━━━━━ TASK INPUT ━━━━━

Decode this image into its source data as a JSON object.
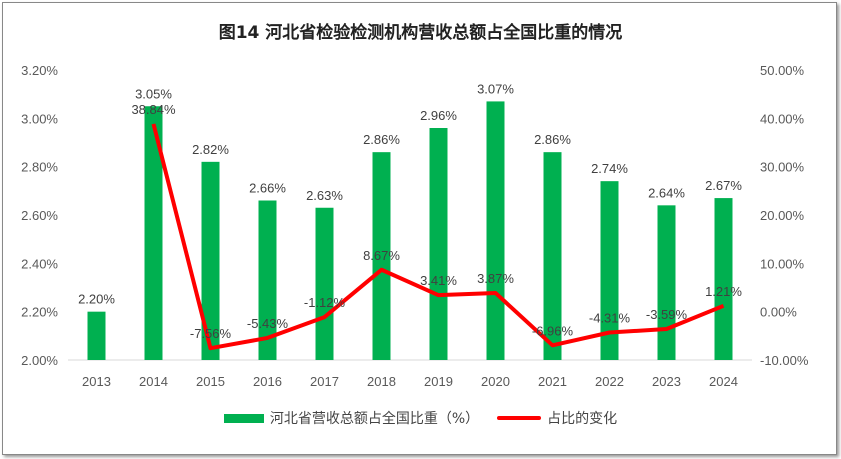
{
  "chart_data": {
    "type": "bar+line",
    "title": "图14  河北省检验检测机构营收总额占全国比重的情况",
    "categories": [
      "2013",
      "2014",
      "2015",
      "2016",
      "2017",
      "2018",
      "2019",
      "2020",
      "2021",
      "2022",
      "2023",
      "2024"
    ],
    "series": [
      {
        "name": "河北省营收总额占全国比重（%）",
        "type": "bar",
        "axis": "left",
        "color": "#00b050",
        "values": [
          2.2,
          3.05,
          2.82,
          2.66,
          2.63,
          2.86,
          2.96,
          3.07,
          2.86,
          2.74,
          2.64,
          2.67
        ],
        "labels": [
          "2.20%",
          "3.05%",
          "2.82%",
          "2.66%",
          "2.63%",
          "2.86%",
          "2.96%",
          "3.07%",
          "2.86%",
          "2.74%",
          "2.64%",
          "2.67%"
        ]
      },
      {
        "name": "占比的变化",
        "type": "line",
        "axis": "right",
        "color": "#ff0000",
        "values": [
          null,
          38.84,
          -7.56,
          -5.43,
          -1.12,
          8.67,
          3.41,
          3.87,
          -6.96,
          -4.31,
          -3.59,
          1.21
        ],
        "labels": [
          "",
          "38.84%",
          "-7.56%",
          "-5.43%",
          "-1.12%",
          "8.67%",
          "3.41%",
          "3.87%",
          "-6.96%",
          "-4.31%",
          "-3.59%",
          "1.21%"
        ]
      }
    ],
    "left_axis": {
      "ylim": [
        2.0,
        3.2
      ],
      "ticks": [
        "2.00%",
        "2.20%",
        "2.40%",
        "2.60%",
        "2.80%",
        "3.00%",
        "3.20%"
      ]
    },
    "right_axis": {
      "ylim": [
        -10,
        50
      ],
      "ticks": [
        "-10.00%",
        "0.00%",
        "10.00%",
        "20.00%",
        "30.00%",
        "40.00%",
        "50.00%"
      ]
    },
    "grid": false,
    "legend": "bottom"
  }
}
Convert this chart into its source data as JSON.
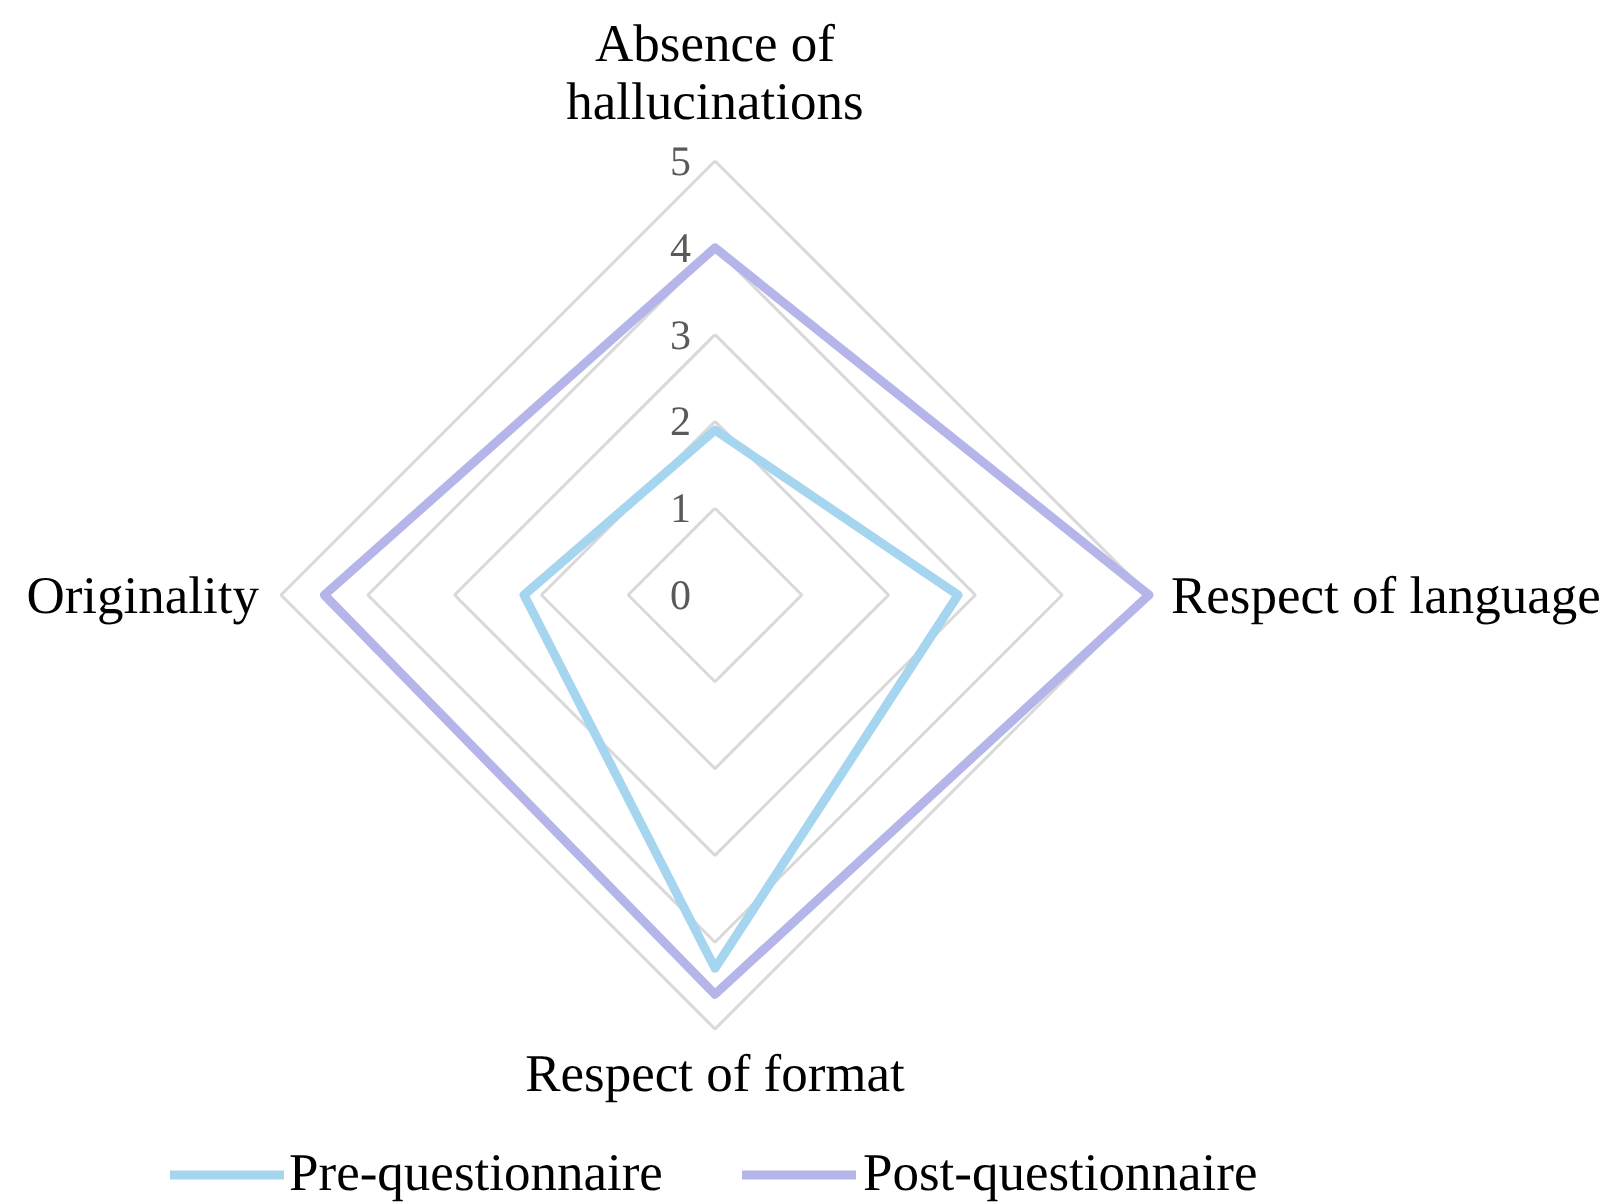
{
  "chart_data": {
    "type": "radar",
    "categories": [
      "Absence of hallucinations",
      "Respect of language",
      "Respect of format",
      "Originality"
    ],
    "series": [
      {
        "name": "Pre-questionnaire",
        "color": "#a6d5ef",
        "values": [
          1.9,
          2.8,
          4.3,
          2.2
        ]
      },
      {
        "name": "Post-questionnaire",
        "color": "#b5b5e9",
        "values": [
          4,
          5,
          4.6,
          4.5
        ]
      }
    ],
    "ylim": [
      0,
      5
    ],
    "yticks": [
      0,
      1,
      2,
      3,
      4,
      5
    ],
    "grid": true,
    "legend": "bottom",
    "line_style": "solid"
  }
}
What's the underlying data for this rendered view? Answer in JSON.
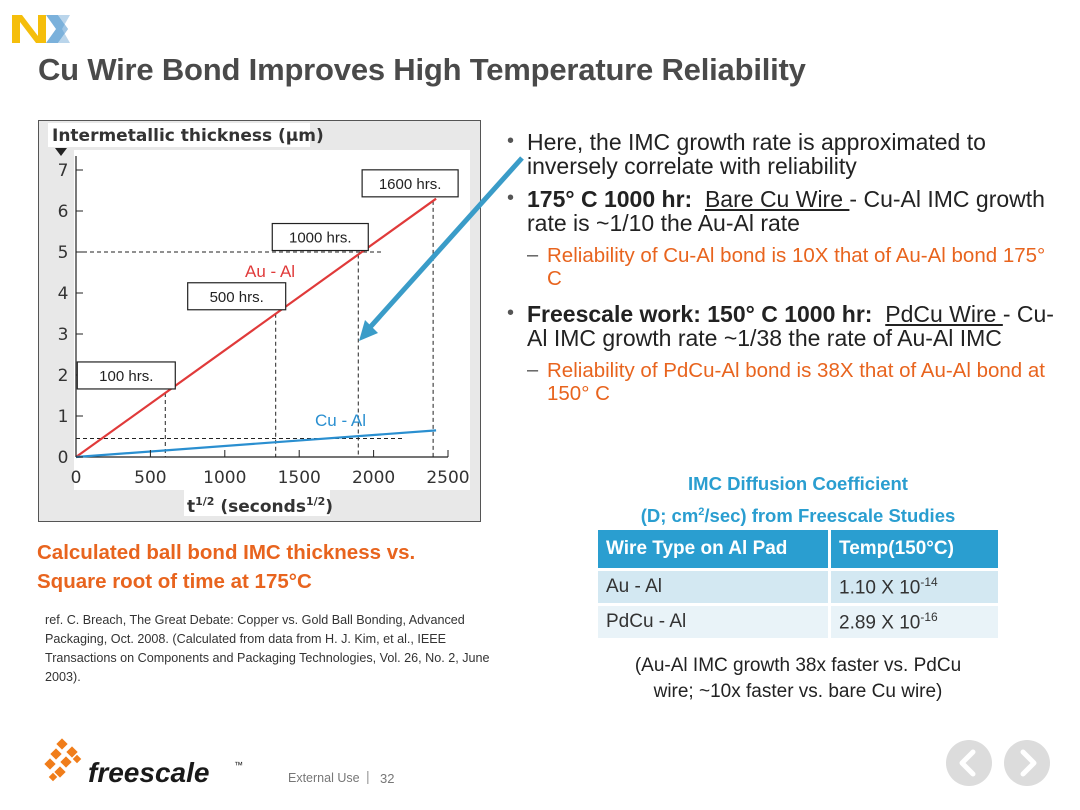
{
  "header": {
    "title": "Cu Wire Bond Improves High Temperature Reliability"
  },
  "brand": {
    "nxp_icon": "nxp-logo",
    "freescale_name": "freescale",
    "freescale_tm": "™",
    "colors": {
      "nxp_yellow": "#f5be0b",
      "nxp_blue": "#7bb1db",
      "nxp_green": "#c4d600",
      "accent_orange": "#e8641e",
      "accent_blue": "#2a9ed0"
    }
  },
  "chart_data": {
    "type": "line",
    "title": "",
    "ylabel": "Intermetallic thickness (µm)",
    "xlabel_base": "t",
    "xlabel_sup": "1/2",
    "xlabel_rest_a": " (seconds",
    "xlabel_rest_sup": "1/2",
    "xlabel_rest_b": ")",
    "xlim": [
      0,
      2500
    ],
    "ylim": [
      0,
      7
    ],
    "x_ticks": [
      "0",
      "500",
      "1000",
      "1500",
      "2000",
      "2500"
    ],
    "y_ticks": [
      "0",
      "1",
      "2",
      "3",
      "4",
      "5",
      "6",
      "7"
    ],
    "grid": false,
    "series": [
      {
        "name": "Au - Al",
        "color": "#e03a3a",
        "x": [
          0,
          2420
        ],
        "y": [
          0,
          6.3
        ]
      },
      {
        "name": "Cu - Al",
        "color": "#2a8fd0",
        "x": [
          0,
          2420
        ],
        "y": [
          0,
          0.65
        ]
      }
    ],
    "time_markers": [
      {
        "label": "100 hrs.",
        "x": 600
      },
      {
        "label": "500 hrs.",
        "x": 1342
      },
      {
        "label": "1000 hrs.",
        "x": 1897
      },
      {
        "label": "1600 hrs.",
        "x": 2400
      }
    ],
    "reference_lines": {
      "y_upper": 5.0,
      "y_lower": 0.45
    },
    "legend_placement": "inline"
  },
  "caption": {
    "line1": "Calculated ball bond IMC thickness vs.",
    "line2": "Square root of time at 175°C"
  },
  "reference": "ref.  C. Breach, The Great Debate: Copper vs. Gold Ball Bonding, Advanced Packaging, Oct. 2008.  (Calculated from data from H. J. Kim, et al., IEEE Transactions on Components and Packaging Technologies, Vol. 26, No. 2, June 2003).",
  "bullets": {
    "b1": "Here, the IMC growth rate is approximated to inversely correlate with reliability",
    "b2_bold": "175° C 1000 hr:",
    "b2_underline": "Bare Cu Wire ",
    "b2_rest": "- Cu-Al IMC growth rate is  ~1/10 the Au-Al rate",
    "s1": "Reliability of Cu-Al bond is 10X that of Au-Al bond 175° C",
    "b3_bold": "Freescale work:  150° C 1000 hr:",
    "b3_underline": "PdCu Wire ",
    "b3_rest": "- Cu-Al IMC growth rate ~1/38 the rate of Au-Al IMC",
    "s2": "Reliability of PdCu-Al bond is 38X that of Au-Al bond at 150° C",
    "bullet_mark": "•",
    "sub_mark": "–"
  },
  "imc_table": {
    "title_line1": "IMC Diffusion Coefficient",
    "title_line2a": "(D; cm",
    "title_line2_sup": "2",
    "title_line2b": "/sec) from Freescale Studies",
    "headers": [
      "Wire Type on Al Pad",
      "Temp(150°C)"
    ],
    "rows": [
      {
        "wire": "Au - Al",
        "mant": "1.10 X 10",
        "exp": "-14"
      },
      {
        "wire": "PdCu - Al",
        "mant": "2.89 X 10",
        "exp": "-16"
      }
    ],
    "note_line1": "(Au-Al IMC growth 38x faster vs. PdCu",
    "note_line2": "wire; ~10x faster  vs.  bare Cu wire)"
  },
  "footer": {
    "classification": "External Use",
    "separator": "|",
    "page_number": "32"
  },
  "nav": {
    "prev_icon": "chevron-left-icon",
    "next_icon": "chevron-right-icon"
  }
}
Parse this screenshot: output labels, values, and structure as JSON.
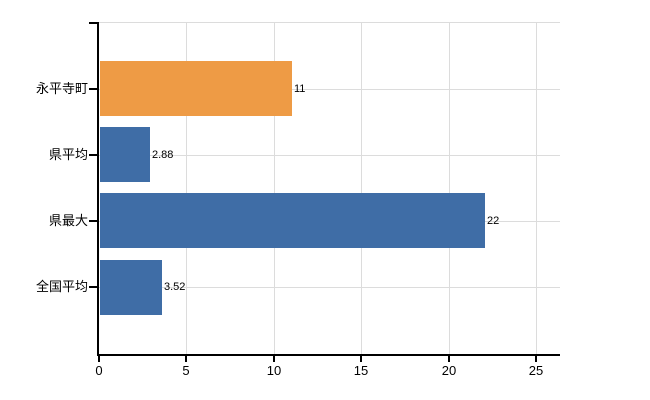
{
  "chart_data": {
    "type": "bar",
    "orientation": "horizontal",
    "title": "",
    "xlabel": "",
    "ylabel": "",
    "categories": [
      "永平寺町",
      "県平均",
      "県最大",
      "全国平均"
    ],
    "values": [
      11,
      2.88,
      22,
      3.52
    ],
    "value_labels": [
      "11",
      "2.88",
      "22",
      "3.52"
    ],
    "series_colors": [
      "#EE9B45",
      "#3F6DA6",
      "#3F6DA6",
      "#3F6DA6"
    ],
    "xlim": [
      0,
      25
    ],
    "x_ticks": [
      0,
      5,
      10,
      15,
      20,
      25
    ],
    "x_tick_labels": [
      "0",
      "5",
      "10",
      "15",
      "20",
      "25"
    ],
    "grid": true,
    "legend": false
  },
  "colors": {
    "background": "#ffffff",
    "axis": "#000000",
    "gridline": "#dcdcdc",
    "text": "#000000",
    "highlight_bar": "#EE9B45",
    "default_bar": "#3F6DA6"
  }
}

━━━━━

■ **DESCRIPTION OF THE TASK**:
Check every line for "this" and show the ones that have it.

■ **EXERCISE RESPONSE**:
Decode this image into its source data as a JSON object.
Convert this chart into its source data as JSON.
What's the underlying data for this rendered view? Answer in JSON.
Parse this screenshot: output labels, values, and structure as JSON.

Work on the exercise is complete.